PROBLEM DESCRIPTION: Locate every line in the records below that holds the word "name" and return each one.
— begin INPUT DATA —
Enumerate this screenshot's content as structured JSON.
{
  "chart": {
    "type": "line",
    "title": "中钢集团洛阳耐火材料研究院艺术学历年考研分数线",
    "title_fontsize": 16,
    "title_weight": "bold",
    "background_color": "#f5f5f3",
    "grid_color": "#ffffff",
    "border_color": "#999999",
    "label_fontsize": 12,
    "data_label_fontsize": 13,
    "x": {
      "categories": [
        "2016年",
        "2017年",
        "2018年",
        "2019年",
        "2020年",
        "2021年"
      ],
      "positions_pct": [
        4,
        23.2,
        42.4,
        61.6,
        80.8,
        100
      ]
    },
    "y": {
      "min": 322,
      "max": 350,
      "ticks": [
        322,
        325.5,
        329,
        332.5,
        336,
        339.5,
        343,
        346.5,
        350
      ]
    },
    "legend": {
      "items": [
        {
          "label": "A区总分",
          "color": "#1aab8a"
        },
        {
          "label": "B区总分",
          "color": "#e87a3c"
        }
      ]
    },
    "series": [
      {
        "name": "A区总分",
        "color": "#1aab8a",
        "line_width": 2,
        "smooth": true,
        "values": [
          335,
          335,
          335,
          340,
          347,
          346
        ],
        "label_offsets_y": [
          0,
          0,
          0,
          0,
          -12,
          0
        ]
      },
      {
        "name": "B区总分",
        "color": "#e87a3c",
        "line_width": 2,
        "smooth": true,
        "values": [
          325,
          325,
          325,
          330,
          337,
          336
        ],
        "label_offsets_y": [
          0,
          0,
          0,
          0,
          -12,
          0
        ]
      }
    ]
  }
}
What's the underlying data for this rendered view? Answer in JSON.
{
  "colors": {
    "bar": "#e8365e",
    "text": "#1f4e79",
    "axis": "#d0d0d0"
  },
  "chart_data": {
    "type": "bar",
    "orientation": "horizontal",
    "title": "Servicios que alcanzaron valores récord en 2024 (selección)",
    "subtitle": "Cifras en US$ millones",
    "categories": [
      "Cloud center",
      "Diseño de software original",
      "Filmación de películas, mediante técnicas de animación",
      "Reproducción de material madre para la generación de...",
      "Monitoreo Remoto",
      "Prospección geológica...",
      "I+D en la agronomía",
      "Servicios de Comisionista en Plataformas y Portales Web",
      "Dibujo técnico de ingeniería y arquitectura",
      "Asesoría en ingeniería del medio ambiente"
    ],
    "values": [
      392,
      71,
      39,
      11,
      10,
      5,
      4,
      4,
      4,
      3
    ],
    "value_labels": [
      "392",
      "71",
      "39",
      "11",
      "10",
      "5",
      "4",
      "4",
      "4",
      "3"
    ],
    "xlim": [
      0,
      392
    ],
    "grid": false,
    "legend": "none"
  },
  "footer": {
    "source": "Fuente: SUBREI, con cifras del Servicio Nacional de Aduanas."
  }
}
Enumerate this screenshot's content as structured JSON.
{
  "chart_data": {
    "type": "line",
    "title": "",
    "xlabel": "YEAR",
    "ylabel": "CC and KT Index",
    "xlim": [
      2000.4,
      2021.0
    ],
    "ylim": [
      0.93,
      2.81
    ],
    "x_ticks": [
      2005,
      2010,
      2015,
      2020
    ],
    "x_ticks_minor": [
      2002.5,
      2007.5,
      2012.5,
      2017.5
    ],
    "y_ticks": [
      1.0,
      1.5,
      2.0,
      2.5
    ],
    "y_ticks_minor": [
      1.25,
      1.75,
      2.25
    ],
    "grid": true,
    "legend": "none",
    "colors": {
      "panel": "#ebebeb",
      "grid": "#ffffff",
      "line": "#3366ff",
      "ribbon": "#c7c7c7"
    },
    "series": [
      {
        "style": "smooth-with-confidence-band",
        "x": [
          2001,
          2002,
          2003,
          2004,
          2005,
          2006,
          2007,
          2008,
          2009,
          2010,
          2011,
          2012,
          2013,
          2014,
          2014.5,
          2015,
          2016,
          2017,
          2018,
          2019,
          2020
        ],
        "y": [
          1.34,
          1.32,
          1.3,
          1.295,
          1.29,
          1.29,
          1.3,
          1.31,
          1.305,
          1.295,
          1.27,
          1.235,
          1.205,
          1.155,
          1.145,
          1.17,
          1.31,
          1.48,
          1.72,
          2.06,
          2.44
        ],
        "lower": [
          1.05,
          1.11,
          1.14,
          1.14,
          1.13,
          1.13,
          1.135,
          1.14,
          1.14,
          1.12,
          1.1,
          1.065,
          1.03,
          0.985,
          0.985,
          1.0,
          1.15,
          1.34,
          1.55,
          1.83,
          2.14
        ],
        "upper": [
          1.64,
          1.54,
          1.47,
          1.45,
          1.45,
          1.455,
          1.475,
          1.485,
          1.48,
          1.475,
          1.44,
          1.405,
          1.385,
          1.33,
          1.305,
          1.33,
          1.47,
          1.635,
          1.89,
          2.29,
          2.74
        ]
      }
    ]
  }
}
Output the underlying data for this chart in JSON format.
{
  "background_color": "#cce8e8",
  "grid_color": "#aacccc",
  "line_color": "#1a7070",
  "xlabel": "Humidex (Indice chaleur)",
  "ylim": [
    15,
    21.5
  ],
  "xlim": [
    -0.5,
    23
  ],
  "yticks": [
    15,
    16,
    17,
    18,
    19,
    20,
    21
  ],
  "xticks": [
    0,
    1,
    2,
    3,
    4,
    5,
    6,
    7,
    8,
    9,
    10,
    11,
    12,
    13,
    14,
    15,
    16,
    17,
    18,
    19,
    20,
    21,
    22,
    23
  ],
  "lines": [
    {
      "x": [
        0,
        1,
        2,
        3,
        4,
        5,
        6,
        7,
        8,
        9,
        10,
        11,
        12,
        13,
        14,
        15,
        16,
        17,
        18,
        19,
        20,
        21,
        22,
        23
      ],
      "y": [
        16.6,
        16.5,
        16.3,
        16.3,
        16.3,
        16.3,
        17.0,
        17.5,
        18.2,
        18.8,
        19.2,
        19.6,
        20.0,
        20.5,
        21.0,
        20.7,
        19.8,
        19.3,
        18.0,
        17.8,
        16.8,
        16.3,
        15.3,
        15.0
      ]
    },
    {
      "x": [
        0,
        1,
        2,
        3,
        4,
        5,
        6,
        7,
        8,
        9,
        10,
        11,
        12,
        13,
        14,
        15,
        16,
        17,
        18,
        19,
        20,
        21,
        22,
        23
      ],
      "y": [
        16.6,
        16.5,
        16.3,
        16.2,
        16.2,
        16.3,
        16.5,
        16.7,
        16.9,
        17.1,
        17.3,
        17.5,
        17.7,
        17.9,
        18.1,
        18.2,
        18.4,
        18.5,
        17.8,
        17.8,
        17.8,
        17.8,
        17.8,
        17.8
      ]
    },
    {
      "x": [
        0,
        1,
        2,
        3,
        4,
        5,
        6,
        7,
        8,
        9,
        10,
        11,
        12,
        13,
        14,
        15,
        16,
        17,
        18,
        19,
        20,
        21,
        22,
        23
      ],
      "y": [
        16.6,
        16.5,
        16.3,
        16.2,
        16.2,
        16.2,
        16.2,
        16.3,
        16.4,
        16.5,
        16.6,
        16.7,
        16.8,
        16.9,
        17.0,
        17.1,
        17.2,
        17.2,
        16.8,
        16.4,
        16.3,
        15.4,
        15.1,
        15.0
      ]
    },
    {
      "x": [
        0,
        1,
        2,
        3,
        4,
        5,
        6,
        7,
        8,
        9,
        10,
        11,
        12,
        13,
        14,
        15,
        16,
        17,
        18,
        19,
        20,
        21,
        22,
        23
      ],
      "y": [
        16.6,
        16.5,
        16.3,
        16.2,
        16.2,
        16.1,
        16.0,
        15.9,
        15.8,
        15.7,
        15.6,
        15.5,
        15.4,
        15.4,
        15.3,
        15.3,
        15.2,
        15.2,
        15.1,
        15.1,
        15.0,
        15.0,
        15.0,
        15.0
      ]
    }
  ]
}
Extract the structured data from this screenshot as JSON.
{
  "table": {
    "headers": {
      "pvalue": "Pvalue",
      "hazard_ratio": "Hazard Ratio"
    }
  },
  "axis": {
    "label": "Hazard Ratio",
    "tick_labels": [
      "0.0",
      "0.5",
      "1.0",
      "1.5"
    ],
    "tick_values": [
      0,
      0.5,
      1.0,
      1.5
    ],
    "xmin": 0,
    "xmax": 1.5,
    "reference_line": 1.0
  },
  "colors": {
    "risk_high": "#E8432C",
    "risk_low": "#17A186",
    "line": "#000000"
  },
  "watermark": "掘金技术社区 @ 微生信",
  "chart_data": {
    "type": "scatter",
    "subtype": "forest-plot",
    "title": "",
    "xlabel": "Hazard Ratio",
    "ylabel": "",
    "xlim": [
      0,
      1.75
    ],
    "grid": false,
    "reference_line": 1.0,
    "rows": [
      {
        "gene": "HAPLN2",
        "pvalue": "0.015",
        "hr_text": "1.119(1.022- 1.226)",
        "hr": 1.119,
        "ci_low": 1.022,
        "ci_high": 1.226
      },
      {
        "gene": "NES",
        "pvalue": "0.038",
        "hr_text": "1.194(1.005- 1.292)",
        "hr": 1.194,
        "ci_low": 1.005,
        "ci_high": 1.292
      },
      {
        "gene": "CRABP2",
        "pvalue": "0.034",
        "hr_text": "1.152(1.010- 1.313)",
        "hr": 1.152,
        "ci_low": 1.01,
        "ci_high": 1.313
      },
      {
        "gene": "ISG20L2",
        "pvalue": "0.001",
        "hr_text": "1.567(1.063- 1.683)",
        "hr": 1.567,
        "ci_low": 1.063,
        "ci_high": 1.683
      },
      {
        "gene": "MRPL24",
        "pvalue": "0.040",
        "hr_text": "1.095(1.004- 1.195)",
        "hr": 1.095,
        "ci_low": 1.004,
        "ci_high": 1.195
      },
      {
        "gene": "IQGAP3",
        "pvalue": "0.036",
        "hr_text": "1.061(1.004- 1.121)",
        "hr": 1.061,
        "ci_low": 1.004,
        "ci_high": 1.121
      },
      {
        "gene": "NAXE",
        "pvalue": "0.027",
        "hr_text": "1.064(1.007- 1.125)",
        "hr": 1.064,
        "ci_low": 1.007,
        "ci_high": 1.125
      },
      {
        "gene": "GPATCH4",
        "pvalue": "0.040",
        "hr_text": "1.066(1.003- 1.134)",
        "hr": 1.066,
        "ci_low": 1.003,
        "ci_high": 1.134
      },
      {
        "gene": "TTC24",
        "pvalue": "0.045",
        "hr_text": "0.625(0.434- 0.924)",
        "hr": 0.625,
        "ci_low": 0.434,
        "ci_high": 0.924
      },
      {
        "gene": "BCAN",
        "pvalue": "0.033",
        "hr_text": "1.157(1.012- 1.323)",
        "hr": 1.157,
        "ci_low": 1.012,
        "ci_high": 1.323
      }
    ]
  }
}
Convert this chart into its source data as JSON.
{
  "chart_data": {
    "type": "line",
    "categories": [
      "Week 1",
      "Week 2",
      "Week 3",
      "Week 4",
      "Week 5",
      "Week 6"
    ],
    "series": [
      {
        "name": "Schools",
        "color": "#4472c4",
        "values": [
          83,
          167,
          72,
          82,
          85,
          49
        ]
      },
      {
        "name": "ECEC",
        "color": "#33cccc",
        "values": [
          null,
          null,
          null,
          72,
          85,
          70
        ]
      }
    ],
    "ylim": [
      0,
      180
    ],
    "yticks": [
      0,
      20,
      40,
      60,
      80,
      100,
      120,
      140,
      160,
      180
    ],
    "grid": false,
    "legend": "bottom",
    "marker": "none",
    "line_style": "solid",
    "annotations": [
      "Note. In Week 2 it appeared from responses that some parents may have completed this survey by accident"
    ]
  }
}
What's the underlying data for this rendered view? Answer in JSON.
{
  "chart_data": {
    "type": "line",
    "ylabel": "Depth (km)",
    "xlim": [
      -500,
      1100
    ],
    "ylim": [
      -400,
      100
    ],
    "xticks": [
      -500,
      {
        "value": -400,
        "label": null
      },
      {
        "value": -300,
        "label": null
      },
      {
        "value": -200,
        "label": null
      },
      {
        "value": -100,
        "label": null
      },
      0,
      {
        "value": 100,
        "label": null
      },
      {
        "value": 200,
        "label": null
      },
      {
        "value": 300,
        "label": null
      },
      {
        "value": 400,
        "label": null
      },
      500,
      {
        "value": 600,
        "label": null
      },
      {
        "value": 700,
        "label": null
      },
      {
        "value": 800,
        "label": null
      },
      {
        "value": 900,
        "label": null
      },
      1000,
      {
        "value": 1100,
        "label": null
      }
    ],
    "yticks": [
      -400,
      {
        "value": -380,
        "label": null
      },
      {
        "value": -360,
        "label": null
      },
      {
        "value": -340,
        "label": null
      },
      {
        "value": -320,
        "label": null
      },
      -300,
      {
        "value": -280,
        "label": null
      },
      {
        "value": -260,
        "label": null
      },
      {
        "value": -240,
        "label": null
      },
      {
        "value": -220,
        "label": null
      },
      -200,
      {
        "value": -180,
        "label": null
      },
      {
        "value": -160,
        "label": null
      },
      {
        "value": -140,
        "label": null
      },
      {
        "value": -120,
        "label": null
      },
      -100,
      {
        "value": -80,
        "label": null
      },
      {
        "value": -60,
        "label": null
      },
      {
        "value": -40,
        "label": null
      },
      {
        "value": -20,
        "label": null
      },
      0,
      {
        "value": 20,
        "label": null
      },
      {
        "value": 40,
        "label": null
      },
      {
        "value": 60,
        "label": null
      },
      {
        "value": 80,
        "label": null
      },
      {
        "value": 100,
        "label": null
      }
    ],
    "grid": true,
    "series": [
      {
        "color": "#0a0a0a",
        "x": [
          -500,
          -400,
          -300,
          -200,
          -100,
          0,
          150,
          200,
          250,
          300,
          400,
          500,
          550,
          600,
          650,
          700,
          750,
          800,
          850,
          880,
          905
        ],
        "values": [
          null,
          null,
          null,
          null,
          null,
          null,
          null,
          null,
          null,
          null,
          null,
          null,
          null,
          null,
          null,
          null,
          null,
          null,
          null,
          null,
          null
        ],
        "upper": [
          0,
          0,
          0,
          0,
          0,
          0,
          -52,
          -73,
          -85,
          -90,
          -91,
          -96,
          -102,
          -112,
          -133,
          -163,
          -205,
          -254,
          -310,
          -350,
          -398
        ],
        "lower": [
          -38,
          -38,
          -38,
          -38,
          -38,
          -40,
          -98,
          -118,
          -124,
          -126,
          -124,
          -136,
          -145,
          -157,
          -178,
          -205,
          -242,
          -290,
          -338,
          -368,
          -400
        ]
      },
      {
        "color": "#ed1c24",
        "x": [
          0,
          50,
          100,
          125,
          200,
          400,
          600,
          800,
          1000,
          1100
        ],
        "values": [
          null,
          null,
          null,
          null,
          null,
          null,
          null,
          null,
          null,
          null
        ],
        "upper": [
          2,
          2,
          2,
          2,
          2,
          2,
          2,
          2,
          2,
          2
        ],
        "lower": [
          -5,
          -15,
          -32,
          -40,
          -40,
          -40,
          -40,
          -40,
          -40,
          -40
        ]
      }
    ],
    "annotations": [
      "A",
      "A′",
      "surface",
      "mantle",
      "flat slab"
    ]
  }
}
— end INPUT DATA —
WRITTEN ANSWER:
        "name": "A区总分",
        "name": "B区总分",
        "name": "Schools",
        "name": "ECEC",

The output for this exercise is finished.